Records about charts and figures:
____________
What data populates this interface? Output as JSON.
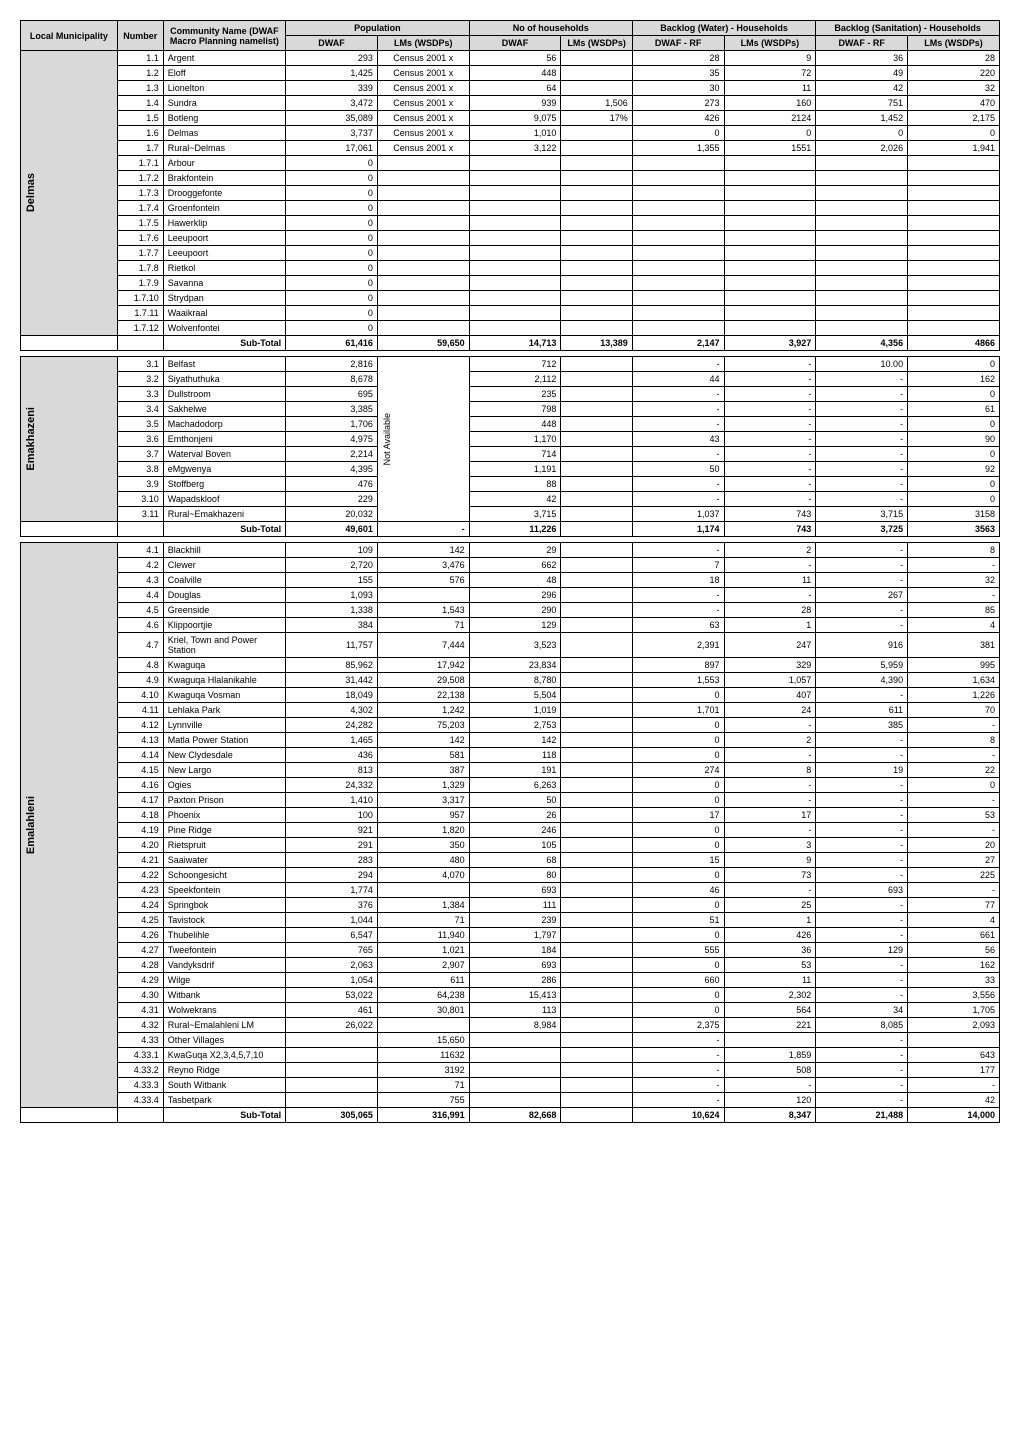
{
  "headers": {
    "local_municipality": "Local Municipality",
    "number": "Number",
    "community_name": "Community Name (DWAF Macro Planning namelist)",
    "population": "Population",
    "no_households": "No of households",
    "backlog_water": "Backlog\n(Water) - Households",
    "backlog_sanitation": "Backlog (Sanitation) - Households",
    "dwaf": "DWAF",
    "lms_wsdps": "LMs (WSDPs)",
    "dwaf_rf": "DWAF - RF",
    "lms_wsdps2": "LMs (WSDPs)",
    "dwaf_rf2": "DWAF - RF",
    "lms_wsdps3": "LMs (WSDPs)",
    "not_available": "Not Available"
  },
  "sections": [
    {
      "muni": "Delmas",
      "rows": [
        {
          "num": "1.1",
          "name": "Argent",
          "dwaf": "293",
          "lms": "Census 2001 x",
          "dwaf2": "56",
          "lms2": "",
          "b1": "28",
          "b2": "9",
          "b3": "36",
          "b4": "28"
        },
        {
          "num": "1.2",
          "name": "Eloff",
          "dwaf": "1,425",
          "lms": "Census 2001 x",
          "dwaf2": "448",
          "lms2": "",
          "b1": "35",
          "b2": "72",
          "b3": "49",
          "b4": "220"
        },
        {
          "num": "1.3",
          "name": "Lionelton",
          "dwaf": "339",
          "lms": "Census 2001 x",
          "dwaf2": "64",
          "lms2": "",
          "b1": "30",
          "b2": "11",
          "b3": "42",
          "b4": "32"
        },
        {
          "num": "1.4",
          "name": "Sundra",
          "dwaf": "3,472",
          "lms": "Census 2001 x",
          "dwaf2": "939",
          "lms2": "1,506",
          "b1": "273",
          "b2": "160",
          "b3": "751",
          "b4": "470"
        },
        {
          "num": "1.5",
          "name": "Botleng",
          "dwaf": "35,089",
          "lms": "Census 2001 x",
          "dwaf2": "9,075",
          "lms2": "17%",
          "b1": "426",
          "b2": "2124",
          "b3": "1,452",
          "b4": "2,175"
        },
        {
          "num": "1.6",
          "name": "Delmas",
          "dwaf": "3,737",
          "lms": "Census 2001 x",
          "dwaf2": "1,010",
          "lms2": "",
          "b1": "0",
          "b2": "0",
          "b3": "0",
          "b4": "0"
        },
        {
          "num": "1.7",
          "name": "Rural~Delmas",
          "dwaf": "17,061",
          "lms": "Census 2001 x",
          "dwaf2": "3,122",
          "lms2": "",
          "b1": "1,355",
          "b2": "1551",
          "b3": "2,026",
          "b4": "1,941"
        },
        {
          "num": "1.7.1",
          "name": "Arbour",
          "dwaf": "0",
          "lms": "",
          "dwaf2": "",
          "lms2": "",
          "b1": "",
          "b2": "",
          "b3": "",
          "b4": ""
        },
        {
          "num": "1.7.2",
          "name": "Brakfontein",
          "dwaf": "0",
          "lms": "",
          "dwaf2": "",
          "lms2": "",
          "b1": "",
          "b2": "",
          "b3": "",
          "b4": ""
        },
        {
          "num": "1.7.3",
          "name": "Drooggefonte",
          "dwaf": "0",
          "lms": "",
          "dwaf2": "",
          "lms2": "",
          "b1": "",
          "b2": "",
          "b3": "",
          "b4": ""
        },
        {
          "num": "1.7.4",
          "name": "Groenfontein",
          "dwaf": "0",
          "lms": "",
          "dwaf2": "",
          "lms2": "",
          "b1": "",
          "b2": "",
          "b3": "",
          "b4": ""
        },
        {
          "num": "1.7.5",
          "name": "Hawerklip",
          "dwaf": "0",
          "lms": "",
          "dwaf2": "",
          "lms2": "",
          "b1": "",
          "b2": "",
          "b3": "",
          "b4": ""
        },
        {
          "num": "1.7.6",
          "name": "Leeupoort",
          "dwaf": "0",
          "lms": "",
          "dwaf2": "",
          "lms2": "",
          "b1": "",
          "b2": "",
          "b3": "",
          "b4": ""
        },
        {
          "num": "1.7.7",
          "name": "Leeupoort",
          "dwaf": "0",
          "lms": "",
          "dwaf2": "",
          "lms2": "",
          "b1": "",
          "b2": "",
          "b3": "",
          "b4": ""
        },
        {
          "num": "1.7.8",
          "name": "Rietkol",
          "dwaf": "0",
          "lms": "",
          "dwaf2": "",
          "lms2": "",
          "b1": "",
          "b2": "",
          "b3": "",
          "b4": ""
        },
        {
          "num": "1.7.9",
          "name": "Savanna",
          "dwaf": "0",
          "lms": "",
          "dwaf2": "",
          "lms2": "",
          "b1": "",
          "b2": "",
          "b3": "",
          "b4": ""
        },
        {
          "num": "1.7.10",
          "name": "Strydpan",
          "dwaf": "0",
          "lms": "",
          "dwaf2": "",
          "lms2": "",
          "b1": "",
          "b2": "",
          "b3": "",
          "b4": ""
        },
        {
          "num": "1.7.11",
          "name": "Waaikraal",
          "dwaf": "0",
          "lms": "",
          "dwaf2": "",
          "lms2": "",
          "b1": "",
          "b2": "",
          "b3": "",
          "b4": ""
        },
        {
          "num": "1.7.12",
          "name": "Wolvenfontei",
          "dwaf": "0",
          "lms": "",
          "dwaf2": "",
          "lms2": "",
          "b1": "",
          "b2": "",
          "b3": "",
          "b4": ""
        }
      ],
      "subtotal": {
        "name": "Sub-Total",
        "dwaf": "61,416",
        "lms": "59,650",
        "dwaf2": "14,713",
        "lms2": "13,389",
        "b1": "2,147",
        "b2": "3,927",
        "b3": "4,356",
        "b4": "4866"
      }
    },
    {
      "muni": "Emakhazeni",
      "lms_merged": "Not Available",
      "rows": [
        {
          "num": "3.1",
          "name": "Belfast",
          "dwaf": "2,816",
          "dwaf2": "712",
          "b1": "-",
          "b2": "-",
          "b3": "10.00",
          "b4": "0"
        },
        {
          "num": "3.2",
          "name": "Siyathuthuka",
          "dwaf": "8,678",
          "dwaf2": "2,112",
          "b1": "44",
          "b2": "-",
          "b3": "-",
          "b4": "162"
        },
        {
          "num": "3.3",
          "name": "Dullstroom",
          "dwaf": "695",
          "dwaf2": "235",
          "b1": "-",
          "b2": "-",
          "b3": "-",
          "b4": "0"
        },
        {
          "num": "3.4",
          "name": "Sakhelwe",
          "dwaf": "3,385",
          "dwaf2": "798",
          "b1": "-",
          "b2": "-",
          "b3": "-",
          "b4": "61"
        },
        {
          "num": "3.5",
          "name": "Machadodorp",
          "dwaf": "1,706",
          "dwaf2": "448",
          "b1": "-",
          "b2": "-",
          "b3": "-",
          "b4": "0"
        },
        {
          "num": "3.6",
          "name": "Emthonjeni",
          "dwaf": "4,975",
          "dwaf2": "1,170",
          "b1": "43",
          "b2": "-",
          "b3": "-",
          "b4": "90"
        },
        {
          "num": "3.7",
          "name": "Waterval Boven",
          "dwaf": "2,214",
          "dwaf2": "714",
          "b1": "-",
          "b2": "-",
          "b3": "-",
          "b4": "0"
        },
        {
          "num": "3.8",
          "name": "eMgwenya",
          "dwaf": "4,395",
          "dwaf2": "1,191",
          "b1": "50",
          "b2": "-",
          "b3": "-",
          "b4": "92"
        },
        {
          "num": "3.9",
          "name": "Stoffberg",
          "dwaf": "476",
          "dwaf2": "88",
          "b1": "-",
          "b2": "-",
          "b3": "-",
          "b4": "0"
        },
        {
          "num": "3.10",
          "name": "Wapadskloof",
          "dwaf": "229",
          "dwaf2": "42",
          "b1": "-",
          "b2": "-",
          "b3": "-",
          "b4": "0"
        },
        {
          "num": "3.11",
          "name": "Rural~Emakhazeni",
          "dwaf": "20,032",
          "dwaf2": "3,715",
          "b1": "1,037",
          "b2": "743",
          "b3": "3,715",
          "b4": "3158"
        }
      ],
      "subtotal": {
        "name": "Sub-Total",
        "dwaf": "49,601",
        "lms": "-",
        "dwaf2": "11,226",
        "lms2": "",
        "b1": "1,174",
        "b2": "743",
        "b3": "3,725",
        "b4": "3563"
      }
    },
    {
      "muni": "Emalahleni",
      "rows": [
        {
          "num": "4.1",
          "name": "Blackhill",
          "dwaf": "109",
          "lms": "142",
          "dwaf2": "29",
          "b1": "-",
          "b2": "2",
          "b3": "-",
          "b4": "8"
        },
        {
          "num": "4.2",
          "name": "Clewer",
          "dwaf": "2,720",
          "lms": "3,476",
          "dwaf2": "662",
          "b1": "7",
          "b2": "-",
          "b3": "-",
          "b4": "-"
        },
        {
          "num": "4.3",
          "name": "Coalville",
          "dwaf": "155",
          "lms": "576",
          "dwaf2": "48",
          "b1": "18",
          "b2": "11",
          "b3": "-",
          "b4": "32"
        },
        {
          "num": "4.4",
          "name": "Douglas",
          "dwaf": "1,093",
          "lms": "",
          "dwaf2": "296",
          "b1": "-",
          "b2": "-",
          "b3": "267",
          "b4": "-"
        },
        {
          "num": "4.5",
          "name": "Greenside",
          "dwaf": "1,338",
          "lms": "1,543",
          "dwaf2": "290",
          "b1": "-",
          "b2": "28",
          "b3": "-",
          "b4": "85"
        },
        {
          "num": "4.6",
          "name": "Klippoortjie",
          "dwaf": "384",
          "lms": "71",
          "dwaf2": "129",
          "b1": "63",
          "b2": "1",
          "b3": "-",
          "b4": "4"
        },
        {
          "num": "4.7",
          "name": "Kriel, Town and Power Station",
          "dwaf": "11,757",
          "lms": "7,444",
          "dwaf2": "3,523",
          "b1": "2,391",
          "b2": "247",
          "b3": "916",
          "b4": "381"
        },
        {
          "num": "4.8",
          "name": "Kwaguqa",
          "dwaf": "85,962",
          "lms": "17,942",
          "dwaf2": "23,834",
          "b1": "897",
          "b2": "329",
          "b3": "5,959",
          "b4": "995"
        },
        {
          "num": "4.9",
          "name": "Kwaguqa Hlalanikahle",
          "dwaf": "31,442",
          "lms": "29,508",
          "dwaf2": "8,780",
          "b1": "1,553",
          "b2": "1,057",
          "b3": "4,390",
          "b4": "1,634"
        },
        {
          "num": "4.10",
          "name": "Kwaguqa Vosman",
          "dwaf": "18,049",
          "lms": "22,138",
          "dwaf2": "5,504",
          "b1": "0",
          "b2": "407",
          "b3": "-",
          "b4": "1,226"
        },
        {
          "num": "4.11",
          "name": "Lehlaka Park",
          "dwaf": "4,302",
          "lms": "1,242",
          "dwaf2": "1,019",
          "b1": "1,701",
          "b2": "24",
          "b3": "611",
          "b4": "70"
        },
        {
          "num": "4.12",
          "name": "Lynnville",
          "dwaf": "24,282",
          "lms": "75,203",
          "dwaf2": "2,753",
          "b1": "0",
          "b2": "-",
          "b3": "385",
          "b4": "-"
        },
        {
          "num": "4.13",
          "name": "Matla Power Station",
          "dwaf": "1,465",
          "lms": "142",
          "dwaf2": "142",
          "b1": "0",
          "b2": "2",
          "b3": "-",
          "b4": "8"
        },
        {
          "num": "4.14",
          "name": "New Clydesdale",
          "dwaf": "436",
          "lms": "581",
          "dwaf2": "118",
          "b1": "0",
          "b2": "-",
          "b3": "-",
          "b4": "-"
        },
        {
          "num": "4.15",
          "name": "New Largo",
          "dwaf": "813",
          "lms": "387",
          "dwaf2": "191",
          "b1": "274",
          "b2": "8",
          "b3": "19",
          "b4": "22"
        },
        {
          "num": "4.16",
          "name": "Ogies",
          "dwaf": "24,332",
          "lms": "1,329",
          "dwaf2": "6,263",
          "b1": "0",
          "b2": "-",
          "b3": "-",
          "b4": "0"
        },
        {
          "num": "4.17",
          "name": "Paxton Prison",
          "dwaf": "1,410",
          "lms": "3,317",
          "dwaf2": "50",
          "b1": "0",
          "b2": "-",
          "b3": "-",
          "b4": "-"
        },
        {
          "num": "4.18",
          "name": "Phoenix",
          "dwaf": "100",
          "lms": "957",
          "dwaf2": "26",
          "b1": "17",
          "b2": "17",
          "b3": "-",
          "b4": "53"
        },
        {
          "num": "4.19",
          "name": "Pine Ridge",
          "dwaf": "921",
          "lms": "1,820",
          "dwaf2": "246",
          "b1": "0",
          "b2": "-",
          "b3": "-",
          "b4": "-"
        },
        {
          "num": "4.20",
          "name": "Rietspruit",
          "dwaf": "291",
          "lms": "350",
          "dwaf2": "105",
          "b1": "0",
          "b2": "3",
          "b3": "-",
          "b4": "20"
        },
        {
          "num": "4.21",
          "name": "Saaiwater",
          "dwaf": "283",
          "lms": "480",
          "dwaf2": "68",
          "b1": "15",
          "b2": "9",
          "b3": "-",
          "b4": "27"
        },
        {
          "num": "4.22",
          "name": "Schoongesicht",
          "dwaf": "294",
          "lms": "4,070",
          "dwaf2": "80",
          "b1": "0",
          "b2": "73",
          "b3": "-",
          "b4": "225"
        },
        {
          "num": "4.23",
          "name": "Speekfontein",
          "dwaf": "1,774",
          "lms": "",
          "dwaf2": "693",
          "b1": "46",
          "b2": "-",
          "b3": "693",
          "b4": "-"
        },
        {
          "num": "4.24",
          "name": "Springbok",
          "dwaf": "376",
          "lms": "1,384",
          "dwaf2": "111",
          "b1": "0",
          "b2": "25",
          "b3": "-",
          "b4": "77"
        },
        {
          "num": "4.25",
          "name": "Tavistock",
          "dwaf": "1,044",
          "lms": "71",
          "dwaf2": "239",
          "b1": "51",
          "b2": "1",
          "b3": "-",
          "b4": "4"
        },
        {
          "num": "4.26",
          "name": "Thubelihle",
          "dwaf": "6,547",
          "lms": "11,940",
          "dwaf2": "1,797",
          "b1": "0",
          "b2": "426",
          "b3": "-",
          "b4": "661"
        },
        {
          "num": "4.27",
          "name": "Tweefontein",
          "dwaf": "765",
          "lms": "1,021",
          "dwaf2": "184",
          "b1": "555",
          "b2": "36",
          "b3": "129",
          "b4": "56"
        },
        {
          "num": "4.28",
          "name": "Vandyksdrif",
          "dwaf": "2,063",
          "lms": "2,907",
          "dwaf2": "693",
          "b1": "0",
          "b2": "53",
          "b3": "-",
          "b4": "162"
        },
        {
          "num": "4.29",
          "name": "Wilge",
          "dwaf": "1,054",
          "lms": "611",
          "dwaf2": "286",
          "b1": "660",
          "b2": "11",
          "b3": "-",
          "b4": "33"
        },
        {
          "num": "4.30",
          "name": "Witbank",
          "dwaf": "53,022",
          "lms": "64,238",
          "dwaf2": "15,413",
          "b1": "0",
          "b2": "2,302",
          "b3": "-",
          "b4": "3,556"
        },
        {
          "num": "4.31",
          "name": "Wolwekrans",
          "dwaf": "461",
          "lms": "30,801",
          "dwaf2": "113",
          "b1": "0",
          "b2": "564",
          "b3": "34",
          "b4": "1,705"
        },
        {
          "num": "4.32",
          "name": "Rural~Emalahleni LM",
          "dwaf": "26,022",
          "lms": "",
          "dwaf2": "8,984",
          "b1": "2,375",
          "b2": "221",
          "b3": "8,085",
          "b4": "2,093"
        },
        {
          "num": "4.33",
          "name": "Other Villages",
          "dwaf": "",
          "lms": "15,650",
          "dwaf2": "",
          "b1": "-",
          "b2": "",
          "b3": "-",
          "b4": ""
        },
        {
          "num": "4.33.1",
          "name": "KwaGuqa X2,3,4,5,7,10",
          "dwaf": "",
          "lms": "11632",
          "dwaf2": "",
          "b1": "-",
          "b2": "1,859",
          "b3": "-",
          "b4": "643"
        },
        {
          "num": "4.33.2",
          "name": "Reyno Ridge",
          "dwaf": "",
          "lms": "3192",
          "dwaf2": "",
          "b1": "-",
          "b2": "508",
          "b3": "-",
          "b4": "177"
        },
        {
          "num": "4.33.3",
          "name": "South Witbank",
          "dwaf": "",
          "lms": "71",
          "dwaf2": "",
          "b1": "-",
          "b2": "-",
          "b3": "-",
          "b4": "-"
        },
        {
          "num": "4.33.4",
          "name": "Tasbetpark",
          "dwaf": "",
          "lms": "755",
          "dwaf2": "",
          "b1": "-",
          "b2": "120",
          "b3": "-",
          "b4": "42"
        }
      ],
      "subtotal": {
        "name": "Sub-Total",
        "dwaf": "305,065",
        "lms": "316,991",
        "dwaf2": "82,668",
        "lms2": "",
        "b1": "10,624",
        "b2": "8,347",
        "b3": "21,488",
        "b4": "14,000"
      }
    }
  ]
}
____________
THE TASK
Write down every line of the data above that includes the string "Emakhazeni".

FINAL ANSWER
      "muni": "Emakhazeni",
          "name": "Rural~Emakhazeni",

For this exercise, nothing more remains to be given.